Entries from a dataset
Start

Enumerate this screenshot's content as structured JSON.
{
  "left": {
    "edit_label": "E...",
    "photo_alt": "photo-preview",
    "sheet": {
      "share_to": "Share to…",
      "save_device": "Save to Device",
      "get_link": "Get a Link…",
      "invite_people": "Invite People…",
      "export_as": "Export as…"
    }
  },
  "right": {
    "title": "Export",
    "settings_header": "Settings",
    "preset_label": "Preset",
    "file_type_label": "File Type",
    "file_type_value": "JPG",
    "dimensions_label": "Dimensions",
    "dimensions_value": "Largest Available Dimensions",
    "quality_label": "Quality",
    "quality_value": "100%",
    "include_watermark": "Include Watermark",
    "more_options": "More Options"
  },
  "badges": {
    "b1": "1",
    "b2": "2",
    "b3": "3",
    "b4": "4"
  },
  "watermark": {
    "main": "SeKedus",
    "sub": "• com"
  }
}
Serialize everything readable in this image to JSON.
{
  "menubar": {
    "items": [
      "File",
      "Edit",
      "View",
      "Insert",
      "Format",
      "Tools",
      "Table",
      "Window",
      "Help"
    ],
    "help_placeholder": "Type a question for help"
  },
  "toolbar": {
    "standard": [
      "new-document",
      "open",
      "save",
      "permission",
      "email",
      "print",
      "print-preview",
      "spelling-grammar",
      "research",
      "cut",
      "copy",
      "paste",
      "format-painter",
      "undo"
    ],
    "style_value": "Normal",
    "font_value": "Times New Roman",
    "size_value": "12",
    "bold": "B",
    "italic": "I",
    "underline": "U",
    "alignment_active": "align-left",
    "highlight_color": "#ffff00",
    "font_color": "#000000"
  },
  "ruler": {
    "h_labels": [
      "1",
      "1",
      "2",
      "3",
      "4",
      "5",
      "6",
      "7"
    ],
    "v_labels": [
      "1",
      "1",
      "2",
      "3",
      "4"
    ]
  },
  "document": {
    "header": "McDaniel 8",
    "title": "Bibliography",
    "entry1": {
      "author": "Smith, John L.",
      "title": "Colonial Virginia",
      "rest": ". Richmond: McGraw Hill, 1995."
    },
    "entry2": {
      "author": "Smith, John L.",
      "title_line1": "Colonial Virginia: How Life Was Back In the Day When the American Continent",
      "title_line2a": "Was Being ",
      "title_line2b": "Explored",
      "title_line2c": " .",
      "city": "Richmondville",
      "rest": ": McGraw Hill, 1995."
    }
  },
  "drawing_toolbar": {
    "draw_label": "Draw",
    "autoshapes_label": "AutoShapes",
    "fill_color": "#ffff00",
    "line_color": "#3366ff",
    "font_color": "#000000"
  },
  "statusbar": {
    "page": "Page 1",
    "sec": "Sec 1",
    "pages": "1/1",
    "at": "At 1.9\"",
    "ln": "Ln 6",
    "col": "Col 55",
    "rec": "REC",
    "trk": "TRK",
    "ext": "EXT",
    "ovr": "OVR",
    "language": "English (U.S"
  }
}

End

Problem to work on | Gather every line from the listing above in which "rest" appears, and copy those lines.

Written response |
      "rest": ". Richmond: McGraw Hill, 1995."
      "rest": ": McGraw Hill, 1995."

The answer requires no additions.